_Requirements_: Spot every line with the word "default" and return it.

**** Dataset records ****

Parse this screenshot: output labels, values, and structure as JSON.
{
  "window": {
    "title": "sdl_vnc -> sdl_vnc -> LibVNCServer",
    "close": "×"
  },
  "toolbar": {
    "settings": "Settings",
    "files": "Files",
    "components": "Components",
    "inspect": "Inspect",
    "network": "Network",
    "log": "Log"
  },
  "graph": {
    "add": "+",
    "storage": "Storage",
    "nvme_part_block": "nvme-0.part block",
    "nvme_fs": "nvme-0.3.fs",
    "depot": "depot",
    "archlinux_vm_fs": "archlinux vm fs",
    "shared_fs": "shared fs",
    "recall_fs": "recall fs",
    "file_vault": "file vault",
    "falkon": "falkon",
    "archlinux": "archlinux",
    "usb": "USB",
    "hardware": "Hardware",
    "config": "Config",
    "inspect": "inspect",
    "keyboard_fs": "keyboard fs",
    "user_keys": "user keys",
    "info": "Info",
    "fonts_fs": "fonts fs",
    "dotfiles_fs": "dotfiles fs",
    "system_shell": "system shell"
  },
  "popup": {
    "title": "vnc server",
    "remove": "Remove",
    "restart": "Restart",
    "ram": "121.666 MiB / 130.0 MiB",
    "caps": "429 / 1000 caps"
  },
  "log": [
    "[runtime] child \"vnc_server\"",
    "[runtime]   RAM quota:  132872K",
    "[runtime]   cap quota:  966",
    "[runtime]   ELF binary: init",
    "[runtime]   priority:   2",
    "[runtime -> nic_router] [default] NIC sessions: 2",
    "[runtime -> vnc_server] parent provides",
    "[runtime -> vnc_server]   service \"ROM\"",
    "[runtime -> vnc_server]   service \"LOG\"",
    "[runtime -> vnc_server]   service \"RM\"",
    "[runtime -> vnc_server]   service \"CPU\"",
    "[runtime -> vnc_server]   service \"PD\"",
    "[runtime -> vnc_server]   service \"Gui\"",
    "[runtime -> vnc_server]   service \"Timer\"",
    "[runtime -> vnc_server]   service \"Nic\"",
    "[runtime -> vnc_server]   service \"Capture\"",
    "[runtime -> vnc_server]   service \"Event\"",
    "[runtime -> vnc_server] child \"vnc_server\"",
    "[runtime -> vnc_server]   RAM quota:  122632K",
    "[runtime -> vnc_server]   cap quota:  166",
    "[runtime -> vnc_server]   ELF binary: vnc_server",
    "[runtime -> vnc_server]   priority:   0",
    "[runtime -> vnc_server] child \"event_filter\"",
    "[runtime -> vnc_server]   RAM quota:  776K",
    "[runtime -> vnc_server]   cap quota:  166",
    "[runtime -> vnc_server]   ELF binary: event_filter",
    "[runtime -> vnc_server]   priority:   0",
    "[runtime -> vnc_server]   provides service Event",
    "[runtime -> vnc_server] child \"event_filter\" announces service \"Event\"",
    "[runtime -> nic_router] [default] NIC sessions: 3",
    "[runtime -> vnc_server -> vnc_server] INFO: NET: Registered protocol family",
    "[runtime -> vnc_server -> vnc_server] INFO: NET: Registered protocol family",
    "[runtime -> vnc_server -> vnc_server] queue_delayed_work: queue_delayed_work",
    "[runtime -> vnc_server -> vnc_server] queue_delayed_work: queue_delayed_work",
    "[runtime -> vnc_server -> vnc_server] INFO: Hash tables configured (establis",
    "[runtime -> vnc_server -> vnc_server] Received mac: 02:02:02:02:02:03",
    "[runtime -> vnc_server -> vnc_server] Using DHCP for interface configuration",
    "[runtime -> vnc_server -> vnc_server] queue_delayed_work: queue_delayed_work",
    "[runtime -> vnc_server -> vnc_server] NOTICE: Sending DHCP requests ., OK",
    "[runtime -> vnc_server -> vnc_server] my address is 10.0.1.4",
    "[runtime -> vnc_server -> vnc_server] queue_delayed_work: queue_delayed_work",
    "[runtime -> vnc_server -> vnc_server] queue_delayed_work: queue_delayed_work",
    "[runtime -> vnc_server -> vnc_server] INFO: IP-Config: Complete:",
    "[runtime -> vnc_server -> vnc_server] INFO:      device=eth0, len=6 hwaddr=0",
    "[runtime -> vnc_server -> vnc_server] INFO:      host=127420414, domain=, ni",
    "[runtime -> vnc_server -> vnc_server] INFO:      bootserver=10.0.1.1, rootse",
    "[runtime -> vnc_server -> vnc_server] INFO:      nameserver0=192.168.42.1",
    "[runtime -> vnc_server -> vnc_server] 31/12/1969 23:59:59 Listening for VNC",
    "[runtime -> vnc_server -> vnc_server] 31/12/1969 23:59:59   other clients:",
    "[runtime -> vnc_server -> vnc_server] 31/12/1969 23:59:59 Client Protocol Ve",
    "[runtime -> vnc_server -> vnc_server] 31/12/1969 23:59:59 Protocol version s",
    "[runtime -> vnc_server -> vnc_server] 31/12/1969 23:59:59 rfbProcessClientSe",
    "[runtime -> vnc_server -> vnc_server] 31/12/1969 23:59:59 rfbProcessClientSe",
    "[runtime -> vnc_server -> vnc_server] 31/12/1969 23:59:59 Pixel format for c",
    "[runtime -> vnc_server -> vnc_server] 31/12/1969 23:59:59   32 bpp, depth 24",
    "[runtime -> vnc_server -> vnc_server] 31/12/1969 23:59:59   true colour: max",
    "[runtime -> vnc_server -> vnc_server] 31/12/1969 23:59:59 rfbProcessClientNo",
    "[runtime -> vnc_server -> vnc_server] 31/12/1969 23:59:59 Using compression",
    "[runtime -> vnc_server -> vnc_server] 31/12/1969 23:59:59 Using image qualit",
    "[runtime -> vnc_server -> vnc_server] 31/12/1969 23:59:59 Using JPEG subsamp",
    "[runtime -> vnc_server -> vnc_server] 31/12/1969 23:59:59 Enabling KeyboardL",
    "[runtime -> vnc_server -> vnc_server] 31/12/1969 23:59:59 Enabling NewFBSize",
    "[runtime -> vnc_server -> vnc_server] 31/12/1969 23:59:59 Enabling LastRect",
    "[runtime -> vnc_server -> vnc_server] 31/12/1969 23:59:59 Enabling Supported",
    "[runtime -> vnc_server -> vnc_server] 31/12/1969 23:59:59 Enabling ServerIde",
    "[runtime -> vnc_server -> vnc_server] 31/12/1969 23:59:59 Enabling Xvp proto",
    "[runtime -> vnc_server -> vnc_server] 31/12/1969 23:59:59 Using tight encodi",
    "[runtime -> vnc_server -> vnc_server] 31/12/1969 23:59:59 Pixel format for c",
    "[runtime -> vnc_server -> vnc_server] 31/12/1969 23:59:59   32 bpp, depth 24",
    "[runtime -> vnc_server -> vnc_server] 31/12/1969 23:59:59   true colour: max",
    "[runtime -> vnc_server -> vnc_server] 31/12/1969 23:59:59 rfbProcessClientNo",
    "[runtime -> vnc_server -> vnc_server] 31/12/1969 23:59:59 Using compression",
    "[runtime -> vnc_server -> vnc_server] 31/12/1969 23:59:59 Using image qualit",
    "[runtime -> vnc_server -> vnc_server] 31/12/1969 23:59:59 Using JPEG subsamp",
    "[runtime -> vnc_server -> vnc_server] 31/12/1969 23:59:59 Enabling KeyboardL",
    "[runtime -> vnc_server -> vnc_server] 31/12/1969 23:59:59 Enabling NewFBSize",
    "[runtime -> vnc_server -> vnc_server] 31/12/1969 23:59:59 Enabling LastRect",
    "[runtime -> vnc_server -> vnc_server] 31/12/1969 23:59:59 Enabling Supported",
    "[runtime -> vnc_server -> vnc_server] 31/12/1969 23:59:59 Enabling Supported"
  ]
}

****

_Finished exercise_:
    "[runtime -> nic_router] [default] NIC sessions: 2",
    "[runtime -> nic_router] [default] NIC sessions: 3",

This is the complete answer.